• Prompt
Copy out all of the material exactly as presented.

++++++++

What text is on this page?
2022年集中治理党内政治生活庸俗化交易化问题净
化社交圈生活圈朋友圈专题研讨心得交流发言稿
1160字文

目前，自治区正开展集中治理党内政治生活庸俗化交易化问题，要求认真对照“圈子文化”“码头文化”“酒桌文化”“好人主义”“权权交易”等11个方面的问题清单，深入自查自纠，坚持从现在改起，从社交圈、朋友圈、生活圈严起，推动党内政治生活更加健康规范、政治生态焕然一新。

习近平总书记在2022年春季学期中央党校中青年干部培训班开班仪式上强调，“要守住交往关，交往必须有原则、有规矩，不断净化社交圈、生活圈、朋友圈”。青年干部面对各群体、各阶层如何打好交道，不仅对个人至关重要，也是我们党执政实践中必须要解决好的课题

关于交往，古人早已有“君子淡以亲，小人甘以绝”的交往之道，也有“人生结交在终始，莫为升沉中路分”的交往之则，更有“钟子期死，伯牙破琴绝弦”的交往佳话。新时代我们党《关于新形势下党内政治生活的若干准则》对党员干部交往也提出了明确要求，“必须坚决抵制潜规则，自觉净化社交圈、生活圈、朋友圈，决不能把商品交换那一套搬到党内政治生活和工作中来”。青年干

++++++++

• Written answer
What text is on this page?
2022年集中治理党内政治生活庸俗化交易化问题净
化社交圈生活圈朋友圈专题研讨心得交流发言稿
1160字文

目前，自治区正开展集中治理党内政治生活庸俗化交易化问题，要求认真对照“圈子文化”“码头文化”“酒桌文化”“好人主义”“权权交易”等11个方面的问题清单，深入自查自纠，坚持从现在改起，从社交圈、朋友圈、生活圈严起，推动党内政治生活更加健康规范、政治生态焕然一新。

习近平总书记在2022年春季学期中央党校中青年干部培训班开班仪式上强调，“要守住交往关，交往必须有原则、有规矩，不断净化社交圈、生活圈、朋友圈”。青年干部面对各群体、各阶层如何打好交道，不仅对个人至关重要，也是我们党执政实践中必须要解决好的课题

关于交往，古人早已有“君子淡以亲，小人甘以绝”的交往之道，也有“人生结交在终始，莫为升沉中路分”的交往之则，更有“钟子期死，伯牙破琴绝弦”的交往佳话。新时代我们党《关于新形势下党内政治生活的若干准则》对党员干部交往也提出了明确要求，“必须坚决抵制潜规则，自觉净化社交圈、生活圈、朋友圈，决不能把商品交换那一套搬到党内政治生活和工作中来”。青年干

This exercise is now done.